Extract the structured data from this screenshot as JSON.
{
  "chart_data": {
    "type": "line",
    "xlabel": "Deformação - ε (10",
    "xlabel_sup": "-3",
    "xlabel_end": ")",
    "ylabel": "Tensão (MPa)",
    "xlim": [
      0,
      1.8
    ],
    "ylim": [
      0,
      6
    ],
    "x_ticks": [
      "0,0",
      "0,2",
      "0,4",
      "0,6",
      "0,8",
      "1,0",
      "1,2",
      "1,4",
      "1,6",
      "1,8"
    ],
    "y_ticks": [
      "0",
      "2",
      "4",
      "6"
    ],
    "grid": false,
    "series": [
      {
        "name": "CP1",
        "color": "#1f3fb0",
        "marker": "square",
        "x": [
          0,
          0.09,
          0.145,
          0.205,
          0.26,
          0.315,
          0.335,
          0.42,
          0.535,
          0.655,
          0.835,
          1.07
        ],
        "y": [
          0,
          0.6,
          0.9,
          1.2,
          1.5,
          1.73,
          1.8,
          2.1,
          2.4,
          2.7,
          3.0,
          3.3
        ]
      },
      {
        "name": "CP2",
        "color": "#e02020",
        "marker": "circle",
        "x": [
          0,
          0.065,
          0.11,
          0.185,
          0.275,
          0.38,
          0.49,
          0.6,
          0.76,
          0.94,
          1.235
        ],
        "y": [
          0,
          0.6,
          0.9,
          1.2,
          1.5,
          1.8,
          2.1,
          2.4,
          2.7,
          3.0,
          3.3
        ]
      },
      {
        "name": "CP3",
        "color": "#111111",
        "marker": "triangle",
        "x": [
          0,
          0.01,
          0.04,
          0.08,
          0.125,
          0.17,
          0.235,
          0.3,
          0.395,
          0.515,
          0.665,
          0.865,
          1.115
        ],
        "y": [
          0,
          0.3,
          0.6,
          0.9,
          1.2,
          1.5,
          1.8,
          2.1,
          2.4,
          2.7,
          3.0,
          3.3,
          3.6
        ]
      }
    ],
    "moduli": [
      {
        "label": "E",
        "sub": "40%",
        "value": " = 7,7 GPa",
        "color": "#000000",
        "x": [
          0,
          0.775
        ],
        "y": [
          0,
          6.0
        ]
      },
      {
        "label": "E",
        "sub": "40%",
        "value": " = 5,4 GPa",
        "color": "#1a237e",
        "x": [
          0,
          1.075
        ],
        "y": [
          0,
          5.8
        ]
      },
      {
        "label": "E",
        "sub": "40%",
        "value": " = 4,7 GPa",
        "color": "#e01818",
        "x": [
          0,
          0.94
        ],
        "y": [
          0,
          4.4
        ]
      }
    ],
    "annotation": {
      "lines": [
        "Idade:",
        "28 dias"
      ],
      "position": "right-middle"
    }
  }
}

□ □ □ □ □ □ □

§ **Exercise details**
Give an exact repetition of all the material.

§ **Answer**
Extract the structured data from this screenshot as JSON.
{
  "chart_data": {
    "type": "line",
    "xlabel": "Deformação - ε (10",
    "xlabel_sup": "-3",
    "xlabel_end": ")",
    "ylabel": "Tensão (MPa)",
    "xlim": [
      0,
      1.8
    ],
    "ylim": [
      0,
      6
    ],
    "x_ticks": [
      "0,0",
      "0,2",
      "0,4",
      "0,6",
      "0,8",
      "1,0",
      "1,2",
      "1,4",
      "1,6",
      "1,8"
    ],
    "y_ticks": [
      "0",
      "2",
      "4",
      "6"
    ],
    "grid": false,
    "series": [
      {
        "name": "CP1",
        "color": "#1f3fb0",
        "marker": "square",
        "x": [
          0,
          0.09,
          0.145,
          0.205,
          0.26,
          0.315,
          0.335,
          0.42,
          0.535,
          0.655,
          0.835,
          1.07
        ],
        "y": [
          0,
          0.6,
          0.9,
          1.2,
          1.5,
          1.73,
          1.8,
          2.1,
          2.4,
          2.7,
          3.0,
          3.3
        ]
      },
      {
        "name": "CP2",
        "color": "#e02020",
        "marker": "circle",
        "x": [
          0,
          0.065,
          0.11,
          0.185,
          0.275,
          0.38,
          0.49,
          0.6,
          0.76,
          0.94,
          1.235
        ],
        "y": [
          0,
          0.6,
          0.9,
          1.2,
          1.5,
          1.8,
          2.1,
          2.4,
          2.7,
          3.0,
          3.3
        ]
      },
      {
        "name": "CP3",
        "color": "#111111",
        "marker": "triangle",
        "x": [
          0,
          0.01,
          0.04,
          0.08,
          0.125,
          0.17,
          0.235,
          0.3,
          0.395,
          0.515,
          0.665,
          0.865,
          1.115
        ],
        "y": [
          0,
          0.3,
          0.6,
          0.9,
          1.2,
          1.5,
          1.8,
          2.1,
          2.4,
          2.7,
          3.0,
          3.3,
          3.6
        ]
      }
    ],
    "moduli": [
      {
        "label": "E",
        "sub": "40%",
        "value": " = 7,7 GPa",
        "color": "#000000",
        "x": [
          0,
          0.775
        ],
        "y": [
          0,
          6.0
        ]
      },
      {
        "label": "E",
        "sub": "40%",
        "value": " = 5,4 GPa",
        "color": "#1a237e",
        "x": [
          0,
          1.075
        ],
        "y": [
          0,
          5.8
        ]
      },
      {
        "label": "E",
        "sub": "40%",
        "value": " = 4,7 GPa",
        "color": "#e01818",
        "x": [
          0,
          0.94
        ],
        "y": [
          0,
          4.4
        ]
      }
    ],
    "annotation": {
      "lines": [
        "Idade:",
        "28 dias"
      ],
      "position": "right-middle"
    }
  }
}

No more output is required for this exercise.